WHAT THE TASK REQUIRES -
Reproduce each record below exactly as written.

DATA LISTING -
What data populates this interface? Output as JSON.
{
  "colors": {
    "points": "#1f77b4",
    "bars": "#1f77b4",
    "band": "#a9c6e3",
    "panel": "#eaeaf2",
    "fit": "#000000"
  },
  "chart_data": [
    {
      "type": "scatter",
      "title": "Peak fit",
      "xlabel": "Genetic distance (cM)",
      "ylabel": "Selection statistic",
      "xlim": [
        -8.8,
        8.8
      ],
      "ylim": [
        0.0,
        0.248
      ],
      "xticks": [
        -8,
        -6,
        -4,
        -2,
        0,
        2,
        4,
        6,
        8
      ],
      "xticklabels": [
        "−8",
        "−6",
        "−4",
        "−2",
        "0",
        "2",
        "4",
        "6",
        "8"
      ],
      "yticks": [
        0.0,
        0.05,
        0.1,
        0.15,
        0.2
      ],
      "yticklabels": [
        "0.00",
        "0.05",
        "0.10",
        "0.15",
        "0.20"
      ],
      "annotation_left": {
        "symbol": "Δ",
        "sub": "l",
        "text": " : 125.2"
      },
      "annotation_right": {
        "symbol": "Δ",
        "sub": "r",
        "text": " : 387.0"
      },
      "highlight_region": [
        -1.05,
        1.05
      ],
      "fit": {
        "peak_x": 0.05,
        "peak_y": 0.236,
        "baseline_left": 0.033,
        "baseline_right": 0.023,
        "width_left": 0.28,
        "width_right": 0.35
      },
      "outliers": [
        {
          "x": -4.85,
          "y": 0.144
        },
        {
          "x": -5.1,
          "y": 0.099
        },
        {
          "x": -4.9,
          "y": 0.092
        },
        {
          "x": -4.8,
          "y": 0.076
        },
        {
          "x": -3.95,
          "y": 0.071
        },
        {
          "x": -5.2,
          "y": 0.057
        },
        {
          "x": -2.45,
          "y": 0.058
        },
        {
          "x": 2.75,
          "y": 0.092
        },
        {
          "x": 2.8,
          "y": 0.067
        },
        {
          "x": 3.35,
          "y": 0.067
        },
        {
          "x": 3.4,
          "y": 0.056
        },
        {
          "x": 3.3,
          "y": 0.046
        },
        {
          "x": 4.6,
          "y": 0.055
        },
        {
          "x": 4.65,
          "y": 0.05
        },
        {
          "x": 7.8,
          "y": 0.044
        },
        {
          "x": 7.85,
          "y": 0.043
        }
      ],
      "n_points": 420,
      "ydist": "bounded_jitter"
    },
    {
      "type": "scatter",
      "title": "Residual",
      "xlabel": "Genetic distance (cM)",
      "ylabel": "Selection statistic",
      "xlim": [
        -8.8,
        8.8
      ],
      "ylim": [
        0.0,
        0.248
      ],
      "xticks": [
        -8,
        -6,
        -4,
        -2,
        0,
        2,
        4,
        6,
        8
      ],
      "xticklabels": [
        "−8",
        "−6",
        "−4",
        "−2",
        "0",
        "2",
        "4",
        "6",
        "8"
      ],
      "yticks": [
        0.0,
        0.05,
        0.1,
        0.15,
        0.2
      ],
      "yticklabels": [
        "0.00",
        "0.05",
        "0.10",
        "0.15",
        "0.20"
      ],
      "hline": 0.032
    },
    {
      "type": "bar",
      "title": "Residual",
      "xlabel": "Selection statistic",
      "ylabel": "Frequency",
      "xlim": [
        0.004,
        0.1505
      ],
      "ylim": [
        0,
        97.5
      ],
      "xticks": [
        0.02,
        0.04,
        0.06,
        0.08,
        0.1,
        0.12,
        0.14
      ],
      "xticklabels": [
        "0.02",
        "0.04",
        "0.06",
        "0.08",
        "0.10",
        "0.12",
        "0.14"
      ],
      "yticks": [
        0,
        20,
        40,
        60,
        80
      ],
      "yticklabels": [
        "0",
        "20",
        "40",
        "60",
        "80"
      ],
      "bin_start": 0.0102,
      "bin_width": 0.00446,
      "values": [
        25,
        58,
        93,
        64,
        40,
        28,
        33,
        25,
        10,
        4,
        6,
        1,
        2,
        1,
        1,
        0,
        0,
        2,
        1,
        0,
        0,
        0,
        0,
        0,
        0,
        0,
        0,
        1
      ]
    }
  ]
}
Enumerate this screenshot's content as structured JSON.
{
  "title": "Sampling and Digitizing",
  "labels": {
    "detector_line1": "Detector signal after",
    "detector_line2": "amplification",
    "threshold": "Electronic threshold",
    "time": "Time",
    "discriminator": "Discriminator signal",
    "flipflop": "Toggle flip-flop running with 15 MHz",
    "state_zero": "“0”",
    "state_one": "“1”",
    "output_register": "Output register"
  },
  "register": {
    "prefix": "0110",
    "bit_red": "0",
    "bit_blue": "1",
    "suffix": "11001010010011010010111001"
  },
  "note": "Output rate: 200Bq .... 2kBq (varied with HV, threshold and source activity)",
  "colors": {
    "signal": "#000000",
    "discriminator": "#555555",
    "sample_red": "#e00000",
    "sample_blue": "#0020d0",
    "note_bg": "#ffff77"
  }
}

RESULT FOR THIS TASK -
What data populates this interface? Output as JSON.
{
  "colors": {
    "points": "#1f77b4",
    "bars": "#1f77b4",
    "band": "#a9c6e3",
    "panel": "#eaeaf2",
    "fit": "#000000"
  },
  "chart_data": [
    {
      "type": "scatter",
      "title": "Peak fit",
      "xlabel": "Genetic distance (cM)",
      "ylabel": "Selection statistic",
      "xlim": [
        -8.8,
        8.8
      ],
      "ylim": [
        0.0,
        0.248
      ],
      "xticks": [
        -8,
        -6,
        -4,
        -2,
        0,
        2,
        4,
        6,
        8
      ],
      "xticklabels": [
        "−8",
        "−6",
        "−4",
        "−2",
        "0",
        "2",
        "4",
        "6",
        "8"
      ],
      "yticks": [
        0.0,
        0.05,
        0.1,
        0.15,
        0.2
      ],
      "yticklabels": [
        "0.00",
        "0.05",
        "0.10",
        "0.15",
        "0.20"
      ],
      "annotation_left": {
        "symbol": "Δ",
        "sub": "l",
        "text": " : 125.2"
      },
      "annotation_right": {
        "symbol": "Δ",
        "sub": "r",
        "text": " : 387.0"
      },
      "highlight_region": [
        -1.05,
        1.05
      ],
      "fit": {
        "peak_x": 0.05,
        "peak_y": 0.236,
        "baseline_left": 0.033,
        "baseline_right": 0.023,
        "width_left": 0.28,
        "width_right": 0.35
      },
      "outliers": [
        {
          "x": -4.85,
          "y": 0.144
        },
        {
          "x": -5.1,
          "y": 0.099
        },
        {
          "x": -4.9,
          "y": 0.092
        },
        {
          "x": -4.8,
          "y": 0.076
        },
        {
          "x": -3.95,
          "y": 0.071
        },
        {
          "x": -5.2,
          "y": 0.057
        },
        {
          "x": -2.45,
          "y": 0.058
        },
        {
          "x": 2.75,
          "y": 0.092
        },
        {
          "x": 2.8,
          "y": 0.067
        },
        {
          "x": 3.35,
          "y": 0.067
        },
        {
          "x": 3.4,
          "y": 0.056
        },
        {
          "x": 3.3,
          "y": 0.046
        },
        {
          "x": 4.6,
          "y": 0.055
        },
        {
          "x": 4.65,
          "y": 0.05
        },
        {
          "x": 7.8,
          "y": 0.044
        },
        {
          "x": 7.85,
          "y": 0.043
        }
      ],
      "n_points": 420,
      "ydist": "bounded_jitter"
    },
    {
      "type": "scatter",
      "title": "Residual",
      "xlabel": "Genetic distance (cM)",
      "ylabel": "Selection statistic",
      "xlim": [
        -8.8,
        8.8
      ],
      "ylim": [
        0.0,
        0.248
      ],
      "xticks": [
        -8,
        -6,
        -4,
        -2,
        0,
        2,
        4,
        6,
        8
      ],
      "xticklabels": [
        "−8",
        "−6",
        "−4",
        "−2",
        "0",
        "2",
        "4",
        "6",
        "8"
      ],
      "yticks": [
        0.0,
        0.05,
        0.1,
        0.15,
        0.2
      ],
      "yticklabels": [
        "0.00",
        "0.05",
        "0.10",
        "0.15",
        "0.20"
      ],
      "hline": 0.032
    },
    {
      "type": "bar",
      "title": "Residual",
      "xlabel": "Selection statistic",
      "ylabel": "Frequency",
      "xlim": [
        0.004,
        0.1505
      ],
      "ylim": [
        0,
        97.5
      ],
      "xticks": [
        0.02,
        0.04,
        0.06,
        0.08,
        0.1,
        0.12,
        0.14
      ],
      "xticklabels": [
        "0.02",
        "0.04",
        "0.06",
        "0.08",
        "0.10",
        "0.12",
        "0.14"
      ],
      "yticks": [
        0,
        20,
        40,
        60,
        80
      ],
      "yticklabels": [
        "0",
        "20",
        "40",
        "60",
        "80"
      ],
      "bin_start": 0.0102,
      "bin_width": 0.00446,
      "values": [
        25,
        58,
        93,
        64,
        40,
        28,
        33,
        25,
        10,
        4,
        6,
        1,
        2,
        1,
        1,
        0,
        0,
        2,
        1,
        0,
        0,
        0,
        0,
        0,
        0,
        0,
        0,
        1
      ]
    }
  ]
}
Enumerate this screenshot's content as structured JSON.
{
  "title": "Sampling and Digitizing",
  "labels": {
    "detector_line1": "Detector signal after",
    "detector_line2": "amplification",
    "threshold": "Electronic threshold",
    "time": "Time",
    "discriminator": "Discriminator signal",
    "flipflop": "Toggle flip-flop running with 15 MHz",
    "state_zero": "“0”",
    "state_one": "“1”",
    "output_register": "Output register"
  },
  "register": {
    "prefix": "0110",
    "bit_red": "0",
    "bit_blue": "1",
    "suffix": "11001010010011010010111001"
  },
  "note": "Output rate: 200Bq .... 2kBq (varied with HV, threshold and source activity)",
  "colors": {
    "signal": "#000000",
    "discriminator": "#555555",
    "sample_red": "#e00000",
    "sample_blue": "#0020d0",
    "note_bg": "#ffff77"
  }
}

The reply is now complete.